#### WHAT IS BEING ASKED
Using the records provided below, locate and copy each line that contains the word "Table".

#### INPUT ROWS
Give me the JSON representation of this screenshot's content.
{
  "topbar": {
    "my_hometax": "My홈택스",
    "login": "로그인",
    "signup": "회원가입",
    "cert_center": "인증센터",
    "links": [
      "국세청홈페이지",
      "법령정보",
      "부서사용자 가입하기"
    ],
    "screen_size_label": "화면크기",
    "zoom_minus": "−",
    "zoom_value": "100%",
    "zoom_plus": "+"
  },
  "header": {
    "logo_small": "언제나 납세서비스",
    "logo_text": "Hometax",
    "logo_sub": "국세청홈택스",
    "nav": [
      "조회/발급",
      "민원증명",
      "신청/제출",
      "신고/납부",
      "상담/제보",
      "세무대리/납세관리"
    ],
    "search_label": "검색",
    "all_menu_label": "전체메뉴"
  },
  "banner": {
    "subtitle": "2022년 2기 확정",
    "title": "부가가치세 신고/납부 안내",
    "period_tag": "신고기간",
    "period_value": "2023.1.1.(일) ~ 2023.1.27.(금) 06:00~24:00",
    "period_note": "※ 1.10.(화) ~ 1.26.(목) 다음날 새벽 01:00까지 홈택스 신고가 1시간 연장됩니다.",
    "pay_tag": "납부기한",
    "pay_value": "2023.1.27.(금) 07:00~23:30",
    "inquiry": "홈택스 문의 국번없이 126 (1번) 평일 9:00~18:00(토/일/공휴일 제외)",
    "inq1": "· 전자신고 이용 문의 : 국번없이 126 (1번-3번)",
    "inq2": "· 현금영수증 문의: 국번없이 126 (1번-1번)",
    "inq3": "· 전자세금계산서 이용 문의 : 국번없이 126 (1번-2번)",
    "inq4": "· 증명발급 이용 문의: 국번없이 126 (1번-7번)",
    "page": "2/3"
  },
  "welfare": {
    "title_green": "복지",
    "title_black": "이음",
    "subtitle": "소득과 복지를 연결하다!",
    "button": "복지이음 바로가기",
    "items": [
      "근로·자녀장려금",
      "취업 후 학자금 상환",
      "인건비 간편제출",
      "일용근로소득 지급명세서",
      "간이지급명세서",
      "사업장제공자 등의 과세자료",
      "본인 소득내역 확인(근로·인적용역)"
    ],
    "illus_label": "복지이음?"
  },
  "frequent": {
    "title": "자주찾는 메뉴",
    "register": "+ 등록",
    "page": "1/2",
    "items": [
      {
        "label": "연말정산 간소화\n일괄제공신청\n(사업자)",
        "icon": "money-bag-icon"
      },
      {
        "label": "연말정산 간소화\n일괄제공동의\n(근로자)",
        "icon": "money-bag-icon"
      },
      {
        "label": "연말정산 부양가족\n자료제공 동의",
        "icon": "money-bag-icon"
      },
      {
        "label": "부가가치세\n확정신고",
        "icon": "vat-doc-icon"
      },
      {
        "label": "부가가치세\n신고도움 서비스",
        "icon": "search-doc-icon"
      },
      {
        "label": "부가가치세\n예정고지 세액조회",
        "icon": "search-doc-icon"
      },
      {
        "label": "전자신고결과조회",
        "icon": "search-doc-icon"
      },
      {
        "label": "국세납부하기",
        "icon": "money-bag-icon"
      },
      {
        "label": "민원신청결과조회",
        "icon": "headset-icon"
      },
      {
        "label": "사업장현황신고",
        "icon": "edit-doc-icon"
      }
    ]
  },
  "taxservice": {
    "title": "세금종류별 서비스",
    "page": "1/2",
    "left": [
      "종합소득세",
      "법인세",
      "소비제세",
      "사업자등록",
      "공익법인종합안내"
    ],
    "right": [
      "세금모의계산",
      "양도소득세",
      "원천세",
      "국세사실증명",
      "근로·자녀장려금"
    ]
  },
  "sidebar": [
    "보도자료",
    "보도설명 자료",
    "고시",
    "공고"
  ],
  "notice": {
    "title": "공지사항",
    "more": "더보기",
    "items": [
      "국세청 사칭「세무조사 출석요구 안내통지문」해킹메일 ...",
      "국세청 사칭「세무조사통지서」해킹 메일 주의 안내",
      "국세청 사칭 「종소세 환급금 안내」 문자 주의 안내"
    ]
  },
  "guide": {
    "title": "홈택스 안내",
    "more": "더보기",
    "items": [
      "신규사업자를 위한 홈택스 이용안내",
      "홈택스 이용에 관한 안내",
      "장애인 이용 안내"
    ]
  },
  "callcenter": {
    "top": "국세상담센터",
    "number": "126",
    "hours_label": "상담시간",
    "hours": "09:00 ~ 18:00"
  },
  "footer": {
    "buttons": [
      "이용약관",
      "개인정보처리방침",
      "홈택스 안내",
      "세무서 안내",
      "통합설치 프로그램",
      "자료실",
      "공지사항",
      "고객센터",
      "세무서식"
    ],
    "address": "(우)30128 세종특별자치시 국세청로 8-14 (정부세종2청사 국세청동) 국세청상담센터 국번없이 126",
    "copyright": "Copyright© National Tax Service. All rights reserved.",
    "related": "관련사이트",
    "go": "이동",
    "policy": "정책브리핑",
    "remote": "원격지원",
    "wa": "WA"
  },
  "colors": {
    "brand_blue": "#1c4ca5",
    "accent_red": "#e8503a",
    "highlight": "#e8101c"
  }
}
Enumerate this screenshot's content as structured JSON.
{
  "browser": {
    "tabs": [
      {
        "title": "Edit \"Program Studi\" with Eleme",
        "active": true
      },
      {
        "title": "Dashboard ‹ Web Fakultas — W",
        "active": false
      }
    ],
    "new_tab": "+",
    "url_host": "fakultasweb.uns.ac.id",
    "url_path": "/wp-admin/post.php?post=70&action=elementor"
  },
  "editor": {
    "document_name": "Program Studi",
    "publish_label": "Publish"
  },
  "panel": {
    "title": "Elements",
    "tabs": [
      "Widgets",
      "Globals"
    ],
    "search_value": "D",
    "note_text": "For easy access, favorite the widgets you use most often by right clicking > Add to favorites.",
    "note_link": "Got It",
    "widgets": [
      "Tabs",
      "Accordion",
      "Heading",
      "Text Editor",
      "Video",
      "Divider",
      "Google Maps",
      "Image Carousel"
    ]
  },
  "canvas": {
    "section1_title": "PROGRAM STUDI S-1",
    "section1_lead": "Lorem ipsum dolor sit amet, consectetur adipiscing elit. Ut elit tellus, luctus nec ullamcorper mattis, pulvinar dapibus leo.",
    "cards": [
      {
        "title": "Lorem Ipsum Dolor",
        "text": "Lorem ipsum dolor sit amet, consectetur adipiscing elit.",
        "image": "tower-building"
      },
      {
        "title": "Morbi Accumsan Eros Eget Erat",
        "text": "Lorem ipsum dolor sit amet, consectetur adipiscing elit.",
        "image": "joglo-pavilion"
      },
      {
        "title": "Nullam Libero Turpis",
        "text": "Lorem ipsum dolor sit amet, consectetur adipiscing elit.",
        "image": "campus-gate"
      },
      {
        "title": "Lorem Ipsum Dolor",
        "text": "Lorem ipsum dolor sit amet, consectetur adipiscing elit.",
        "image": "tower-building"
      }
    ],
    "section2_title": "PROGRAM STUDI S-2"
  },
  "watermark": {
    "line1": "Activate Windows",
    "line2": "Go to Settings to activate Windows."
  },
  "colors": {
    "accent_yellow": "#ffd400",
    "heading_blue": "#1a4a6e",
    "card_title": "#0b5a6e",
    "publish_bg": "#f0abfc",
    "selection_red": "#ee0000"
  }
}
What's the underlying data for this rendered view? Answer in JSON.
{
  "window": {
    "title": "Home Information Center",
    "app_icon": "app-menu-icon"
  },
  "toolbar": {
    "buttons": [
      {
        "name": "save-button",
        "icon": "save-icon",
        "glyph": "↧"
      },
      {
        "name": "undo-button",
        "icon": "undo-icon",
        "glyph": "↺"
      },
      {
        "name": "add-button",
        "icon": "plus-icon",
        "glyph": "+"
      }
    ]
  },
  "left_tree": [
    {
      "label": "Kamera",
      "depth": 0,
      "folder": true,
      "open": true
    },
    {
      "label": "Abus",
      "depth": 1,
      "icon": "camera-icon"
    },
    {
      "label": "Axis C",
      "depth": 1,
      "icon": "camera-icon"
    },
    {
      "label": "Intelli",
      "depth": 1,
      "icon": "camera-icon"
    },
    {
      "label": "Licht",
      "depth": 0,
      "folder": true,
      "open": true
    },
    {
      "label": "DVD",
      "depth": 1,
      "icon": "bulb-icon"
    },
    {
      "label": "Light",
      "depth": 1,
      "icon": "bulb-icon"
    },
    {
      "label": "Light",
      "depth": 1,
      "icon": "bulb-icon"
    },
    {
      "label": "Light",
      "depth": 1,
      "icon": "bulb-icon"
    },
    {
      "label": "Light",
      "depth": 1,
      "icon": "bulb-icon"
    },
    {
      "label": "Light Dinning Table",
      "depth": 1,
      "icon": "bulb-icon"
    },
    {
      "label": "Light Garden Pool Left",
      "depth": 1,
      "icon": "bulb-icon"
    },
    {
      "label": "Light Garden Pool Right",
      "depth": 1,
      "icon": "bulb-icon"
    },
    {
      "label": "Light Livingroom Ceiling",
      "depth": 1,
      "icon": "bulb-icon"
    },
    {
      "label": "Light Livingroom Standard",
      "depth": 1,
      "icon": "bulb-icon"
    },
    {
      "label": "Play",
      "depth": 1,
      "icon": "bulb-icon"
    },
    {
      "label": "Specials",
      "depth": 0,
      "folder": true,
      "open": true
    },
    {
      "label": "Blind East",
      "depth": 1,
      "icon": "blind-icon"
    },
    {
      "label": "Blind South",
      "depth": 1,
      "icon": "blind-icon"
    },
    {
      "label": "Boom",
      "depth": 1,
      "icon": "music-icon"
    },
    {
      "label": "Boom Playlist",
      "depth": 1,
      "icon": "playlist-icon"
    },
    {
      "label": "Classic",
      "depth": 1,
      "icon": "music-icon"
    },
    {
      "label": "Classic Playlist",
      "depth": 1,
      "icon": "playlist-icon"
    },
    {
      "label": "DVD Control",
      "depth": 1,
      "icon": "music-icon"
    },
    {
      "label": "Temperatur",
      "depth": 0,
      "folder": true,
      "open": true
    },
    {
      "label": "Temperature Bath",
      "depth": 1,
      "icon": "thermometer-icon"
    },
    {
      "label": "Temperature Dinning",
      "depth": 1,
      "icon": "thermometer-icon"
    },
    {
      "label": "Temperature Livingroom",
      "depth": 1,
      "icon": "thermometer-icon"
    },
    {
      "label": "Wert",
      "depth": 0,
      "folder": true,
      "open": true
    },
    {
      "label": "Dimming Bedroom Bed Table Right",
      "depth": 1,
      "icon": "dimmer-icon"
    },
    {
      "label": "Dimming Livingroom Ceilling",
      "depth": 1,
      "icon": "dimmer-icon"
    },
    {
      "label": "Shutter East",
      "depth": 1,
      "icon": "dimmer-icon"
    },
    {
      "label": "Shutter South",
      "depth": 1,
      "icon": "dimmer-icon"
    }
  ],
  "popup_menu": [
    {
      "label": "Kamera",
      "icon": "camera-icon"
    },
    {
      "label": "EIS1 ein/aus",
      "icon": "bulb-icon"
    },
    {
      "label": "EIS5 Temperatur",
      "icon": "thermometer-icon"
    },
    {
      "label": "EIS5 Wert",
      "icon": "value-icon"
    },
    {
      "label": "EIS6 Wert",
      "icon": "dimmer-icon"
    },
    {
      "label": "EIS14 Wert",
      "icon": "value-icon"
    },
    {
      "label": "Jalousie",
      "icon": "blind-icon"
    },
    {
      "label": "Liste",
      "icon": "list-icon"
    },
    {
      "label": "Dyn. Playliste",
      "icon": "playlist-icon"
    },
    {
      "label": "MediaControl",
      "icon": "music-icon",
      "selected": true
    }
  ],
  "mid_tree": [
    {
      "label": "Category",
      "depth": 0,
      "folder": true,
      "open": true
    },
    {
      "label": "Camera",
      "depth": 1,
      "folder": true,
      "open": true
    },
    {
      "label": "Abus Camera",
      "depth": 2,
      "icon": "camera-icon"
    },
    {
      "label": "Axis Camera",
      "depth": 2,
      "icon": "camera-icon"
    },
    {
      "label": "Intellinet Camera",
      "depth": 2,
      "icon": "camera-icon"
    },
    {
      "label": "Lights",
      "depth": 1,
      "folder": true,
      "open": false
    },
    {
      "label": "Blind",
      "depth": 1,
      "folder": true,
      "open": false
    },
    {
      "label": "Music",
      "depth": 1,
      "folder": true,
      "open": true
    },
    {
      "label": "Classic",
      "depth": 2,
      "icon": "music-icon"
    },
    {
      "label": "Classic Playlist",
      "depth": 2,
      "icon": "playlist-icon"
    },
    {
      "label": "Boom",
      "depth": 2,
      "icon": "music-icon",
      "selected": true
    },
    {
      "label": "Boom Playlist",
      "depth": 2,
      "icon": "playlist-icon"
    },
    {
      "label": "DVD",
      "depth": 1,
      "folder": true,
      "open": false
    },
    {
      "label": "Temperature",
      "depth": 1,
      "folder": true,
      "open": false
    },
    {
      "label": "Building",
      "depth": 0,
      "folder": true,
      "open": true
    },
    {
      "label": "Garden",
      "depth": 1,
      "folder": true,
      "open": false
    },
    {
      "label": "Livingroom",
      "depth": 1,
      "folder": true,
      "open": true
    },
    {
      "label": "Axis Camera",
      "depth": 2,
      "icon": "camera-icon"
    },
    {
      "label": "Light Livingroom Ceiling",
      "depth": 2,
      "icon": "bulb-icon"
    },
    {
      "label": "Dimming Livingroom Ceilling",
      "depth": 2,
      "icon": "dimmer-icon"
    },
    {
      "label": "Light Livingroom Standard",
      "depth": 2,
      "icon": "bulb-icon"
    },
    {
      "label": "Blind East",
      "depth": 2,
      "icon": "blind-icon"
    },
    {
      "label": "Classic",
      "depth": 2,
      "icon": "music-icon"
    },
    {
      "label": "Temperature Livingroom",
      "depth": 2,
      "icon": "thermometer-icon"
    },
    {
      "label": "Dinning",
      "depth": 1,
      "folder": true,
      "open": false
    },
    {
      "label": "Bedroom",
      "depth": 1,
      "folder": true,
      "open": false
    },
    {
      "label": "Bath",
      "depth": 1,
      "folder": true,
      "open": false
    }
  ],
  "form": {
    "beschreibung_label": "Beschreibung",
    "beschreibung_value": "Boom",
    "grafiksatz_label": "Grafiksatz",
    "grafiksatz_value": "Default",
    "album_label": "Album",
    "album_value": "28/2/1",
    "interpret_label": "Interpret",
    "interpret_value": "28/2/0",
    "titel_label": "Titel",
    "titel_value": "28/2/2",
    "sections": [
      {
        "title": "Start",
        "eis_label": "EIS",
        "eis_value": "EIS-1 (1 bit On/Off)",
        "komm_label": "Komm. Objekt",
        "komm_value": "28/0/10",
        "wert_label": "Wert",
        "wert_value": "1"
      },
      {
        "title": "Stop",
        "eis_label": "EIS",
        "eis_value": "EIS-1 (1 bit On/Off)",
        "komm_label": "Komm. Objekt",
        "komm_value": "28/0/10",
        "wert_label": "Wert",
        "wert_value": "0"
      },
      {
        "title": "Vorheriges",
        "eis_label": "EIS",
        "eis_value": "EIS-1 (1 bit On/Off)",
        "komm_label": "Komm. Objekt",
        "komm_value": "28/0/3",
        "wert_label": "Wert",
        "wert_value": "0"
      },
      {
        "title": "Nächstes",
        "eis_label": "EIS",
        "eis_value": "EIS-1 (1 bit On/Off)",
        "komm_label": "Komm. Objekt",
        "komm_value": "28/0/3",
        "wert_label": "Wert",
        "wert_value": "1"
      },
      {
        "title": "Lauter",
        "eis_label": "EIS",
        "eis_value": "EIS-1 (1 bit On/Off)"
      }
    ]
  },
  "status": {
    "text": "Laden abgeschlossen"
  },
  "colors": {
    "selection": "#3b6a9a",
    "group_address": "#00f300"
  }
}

#### EXERCISE RESULT
      "label": "Light Dinning Table",
      "label": "Dimming Bedroom Bed Table Right",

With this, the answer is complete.